WHAT IS ASKED » Starting with the line that contains "arrival-calendar-button[interactable]: [443, 753, 483, 791]" and going on through the line that contains "booking-title: Buchen Sie", express those records as a numbered list, leaving out any blank lines.

— Start RAW DATA —

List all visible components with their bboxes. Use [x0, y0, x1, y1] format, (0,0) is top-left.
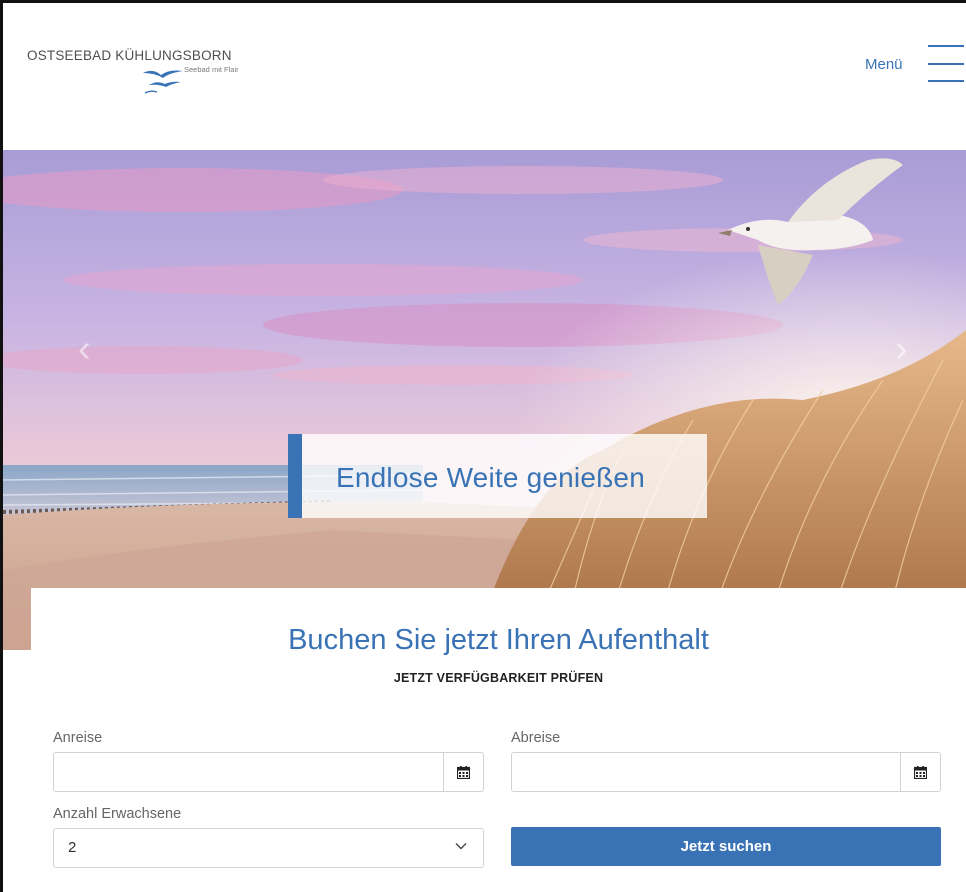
arrival-calendar-button[interactable]: [443, 753, 483, 791]
hero-slider: ‹ › Endlose Weite genießen: [3, 150, 966, 650]
booking-panel: Buchen Sie jetzt Ihren Aufenthalt JETZT …: [31, 588, 966, 892]
arrival-field[interactable]: [53, 752, 484, 792]
seagull-logo-icon: [143, 70, 183, 94]
calendar-icon: [457, 765, 470, 779]
booking-title: Buchen Sie jetzt Ihren Aufenthalt: [288, 624, 709, 656]
site-header: OSTSEEBAD KÜHLUNGSBORN Seebad mit Flair …: [3, 3, 966, 150]
calendar-icon: [914, 765, 927, 779]
logo-title: OSTSEEBAD KÜHLUNGSBORN: [27, 48, 232, 63]
hamburger-menu-icon[interactable]: [928, 43, 964, 83]
adults-selected-value: 2: [68, 839, 77, 856]
search-button[interactable]: Jetzt suchen: [511, 827, 941, 866]
departure-label: Abreise: [511, 730, 561, 746]
page: OSTSEEBAD KÜHLUNGSBORN Seebad mit Flair …: [0, 0, 966, 892]
logo-subtitle: Seebad mit Flair: [184, 65, 239, 74]
hero-caption-text: Endlose Weite genießen: [336, 462, 645, 493]
departure-calendar-button[interactable]: [900, 753, 940, 791]
departure-field[interactable]: [511, 752, 941, 792]
site-logo[interactable]: OSTSEEBAD KÜHLUNGSBORN Seebad mit Flair: [27, 48, 239, 94]
slider-next-button[interactable]: ›: [895, 330, 908, 368]
adults-label: Anzahl Erwachsene: [53, 806, 182, 822]
chevron-left-icon: ‹: [78, 328, 91, 370]
adults-select[interactable]: 2: [53, 828, 484, 868]
arrival-input[interactable]: [54, 753, 483, 791]
chevron-right-icon: ›: [895, 328, 908, 370]
hero-caption: Endlose Weite genießen: [288, 434, 707, 518]
slider-prev-button[interactable]: ‹: [78, 330, 91, 368]
chevron-down-icon: [455, 843, 467, 850]
booking-subtitle: JETZT VERFÜGBARKEIT PRÜFEN: [393, 671, 604, 685]
arrival-label: Anreise: [53, 730, 103, 746]
menu-label[interactable]: Menü: [865, 56, 903, 73]
departure-input[interactable]: [512, 753, 940, 791]
hero-image: [3, 150, 966, 650]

— End RAW DATA —

RESPONSE BELOW »
1. arrival-calendar-button[interactable]: [443, 753, 483, 791]
2. hero-slider: ‹ › Endlose Weite genießen: [3, 150, 966, 650]
3. booking-panel: Buchen Sie jetzt Ihren Aufenthalt JETZT …: [31, 588, 966, 892]
4. arrival-field[interactable]: [53, 752, 484, 792]
5. seagull-logo-icon: [143, 70, 183, 94]
6. calendar-icon: [457, 765, 470, 779]
7. booking-title: Buchen Sie jetzt Ihren Aufenthalt: [288, 624, 709, 656]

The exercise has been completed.